■ Instructions for the task
Could you extract every entry below and reproduce it exactly?

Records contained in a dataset
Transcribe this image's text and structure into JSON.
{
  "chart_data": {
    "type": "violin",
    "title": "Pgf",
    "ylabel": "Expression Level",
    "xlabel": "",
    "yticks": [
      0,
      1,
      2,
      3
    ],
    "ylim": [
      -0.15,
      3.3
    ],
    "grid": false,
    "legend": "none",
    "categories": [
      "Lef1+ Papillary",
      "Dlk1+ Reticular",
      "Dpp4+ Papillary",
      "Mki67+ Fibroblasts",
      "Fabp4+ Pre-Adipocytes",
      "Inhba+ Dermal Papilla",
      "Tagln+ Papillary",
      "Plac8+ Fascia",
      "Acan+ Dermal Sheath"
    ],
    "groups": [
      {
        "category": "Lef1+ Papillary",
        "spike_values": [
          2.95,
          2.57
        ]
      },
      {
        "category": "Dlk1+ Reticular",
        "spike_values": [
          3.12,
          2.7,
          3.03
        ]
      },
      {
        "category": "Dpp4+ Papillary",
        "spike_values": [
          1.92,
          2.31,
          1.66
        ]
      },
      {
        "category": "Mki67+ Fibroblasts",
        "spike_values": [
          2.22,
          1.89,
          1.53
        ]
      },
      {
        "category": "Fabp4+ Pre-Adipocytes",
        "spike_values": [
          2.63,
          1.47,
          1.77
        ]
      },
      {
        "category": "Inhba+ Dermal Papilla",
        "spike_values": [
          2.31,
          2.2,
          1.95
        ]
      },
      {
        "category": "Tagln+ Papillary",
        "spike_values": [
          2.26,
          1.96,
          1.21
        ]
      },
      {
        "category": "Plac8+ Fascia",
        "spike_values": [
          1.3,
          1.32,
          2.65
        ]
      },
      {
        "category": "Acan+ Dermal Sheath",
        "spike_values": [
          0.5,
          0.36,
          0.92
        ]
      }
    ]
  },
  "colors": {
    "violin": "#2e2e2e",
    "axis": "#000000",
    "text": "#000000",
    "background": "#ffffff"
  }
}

■ Problem solution
Transcribe this image's text and structure into JSON.
{
  "chart_data": {
    "type": "violin",
    "title": "Pgf",
    "ylabel": "Expression Level",
    "xlabel": "",
    "yticks": [
      0,
      1,
      2,
      3
    ],
    "ylim": [
      -0.15,
      3.3
    ],
    "grid": false,
    "legend": "none",
    "categories": [
      "Lef1+ Papillary",
      "Dlk1+ Reticular",
      "Dpp4+ Papillary",
      "Mki67+ Fibroblasts",
      "Fabp4+ Pre-Adipocytes",
      "Inhba+ Dermal Papilla",
      "Tagln+ Papillary",
      "Plac8+ Fascia",
      "Acan+ Dermal Sheath"
    ],
    "groups": [
      {
        "category": "Lef1+ Papillary",
        "spike_values": [
          2.95,
          2.57
        ]
      },
      {
        "category": "Dlk1+ Reticular",
        "spike_values": [
          3.12,
          2.7,
          3.03
        ]
      },
      {
        "category": "Dpp4+ Papillary",
        "spike_values": [
          1.92,
          2.31,
          1.66
        ]
      },
      {
        "category": "Mki67+ Fibroblasts",
        "spike_values": [
          2.22,
          1.89,
          1.53
        ]
      },
      {
        "category": "Fabp4+ Pre-Adipocytes",
        "spike_values": [
          2.63,
          1.47,
          1.77
        ]
      },
      {
        "category": "Inhba+ Dermal Papilla",
        "spike_values": [
          2.31,
          2.2,
          1.95
        ]
      },
      {
        "category": "Tagln+ Papillary",
        "spike_values": [
          2.26,
          1.96,
          1.21
        ]
      },
      {
        "category": "Plac8+ Fascia",
        "spike_values": [
          1.3,
          1.32,
          2.65
        ]
      },
      {
        "category": "Acan+ Dermal Sheath",
        "spike_values": [
          0.5,
          0.36,
          0.92
        ]
      }
    ]
  },
  "colors": {
    "violin": "#2e2e2e",
    "axis": "#000000",
    "text": "#000000",
    "background": "#ffffff"
  }
}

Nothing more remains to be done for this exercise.